:: PROBLEM TO SOLVE ::
Count the lines below that contain the word "Pédiatres" and give only that number.

### DATASET RECORDS

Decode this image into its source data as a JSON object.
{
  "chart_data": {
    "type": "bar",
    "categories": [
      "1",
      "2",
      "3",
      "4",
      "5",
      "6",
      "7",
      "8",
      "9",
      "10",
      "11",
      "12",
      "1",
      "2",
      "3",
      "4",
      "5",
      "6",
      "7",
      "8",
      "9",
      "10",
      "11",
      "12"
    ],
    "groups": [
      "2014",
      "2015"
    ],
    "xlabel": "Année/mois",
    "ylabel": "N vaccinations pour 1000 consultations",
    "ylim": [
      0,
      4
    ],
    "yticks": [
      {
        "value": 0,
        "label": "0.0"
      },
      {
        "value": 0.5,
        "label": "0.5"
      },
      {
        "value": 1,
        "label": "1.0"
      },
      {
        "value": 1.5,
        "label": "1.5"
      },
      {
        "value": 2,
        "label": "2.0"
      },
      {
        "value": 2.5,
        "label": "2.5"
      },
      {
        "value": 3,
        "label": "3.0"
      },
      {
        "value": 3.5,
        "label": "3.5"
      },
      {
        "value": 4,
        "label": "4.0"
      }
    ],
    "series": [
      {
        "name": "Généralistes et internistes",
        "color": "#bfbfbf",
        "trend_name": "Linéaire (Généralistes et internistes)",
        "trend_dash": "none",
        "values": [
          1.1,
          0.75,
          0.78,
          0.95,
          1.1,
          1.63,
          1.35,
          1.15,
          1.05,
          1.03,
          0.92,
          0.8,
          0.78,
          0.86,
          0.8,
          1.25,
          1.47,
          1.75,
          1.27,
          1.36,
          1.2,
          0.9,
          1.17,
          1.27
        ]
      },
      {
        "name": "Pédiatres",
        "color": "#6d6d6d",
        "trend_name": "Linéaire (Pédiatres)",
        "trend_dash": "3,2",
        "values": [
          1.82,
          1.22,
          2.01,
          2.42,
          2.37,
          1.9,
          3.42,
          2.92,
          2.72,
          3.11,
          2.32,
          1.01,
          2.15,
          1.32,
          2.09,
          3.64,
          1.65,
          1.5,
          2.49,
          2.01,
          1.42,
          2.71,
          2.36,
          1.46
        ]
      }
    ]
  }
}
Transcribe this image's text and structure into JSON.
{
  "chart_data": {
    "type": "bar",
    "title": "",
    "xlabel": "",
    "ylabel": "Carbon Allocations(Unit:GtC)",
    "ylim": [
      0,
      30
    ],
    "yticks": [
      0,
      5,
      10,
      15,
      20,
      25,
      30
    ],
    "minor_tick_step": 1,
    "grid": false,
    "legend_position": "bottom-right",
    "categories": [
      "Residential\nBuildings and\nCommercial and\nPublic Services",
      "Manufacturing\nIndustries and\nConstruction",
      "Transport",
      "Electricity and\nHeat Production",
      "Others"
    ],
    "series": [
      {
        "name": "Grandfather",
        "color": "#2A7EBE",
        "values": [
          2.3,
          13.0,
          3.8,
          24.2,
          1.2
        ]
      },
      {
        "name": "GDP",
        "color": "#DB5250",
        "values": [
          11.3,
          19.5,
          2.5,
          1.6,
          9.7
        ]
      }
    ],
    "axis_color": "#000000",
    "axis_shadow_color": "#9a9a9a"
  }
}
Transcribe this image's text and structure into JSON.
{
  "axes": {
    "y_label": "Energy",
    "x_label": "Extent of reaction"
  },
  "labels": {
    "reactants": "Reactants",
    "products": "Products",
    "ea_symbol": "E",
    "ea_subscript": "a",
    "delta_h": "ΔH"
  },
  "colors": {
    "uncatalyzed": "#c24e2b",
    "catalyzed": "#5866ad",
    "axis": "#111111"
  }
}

######

:: FINISHED EXERCISE ::
2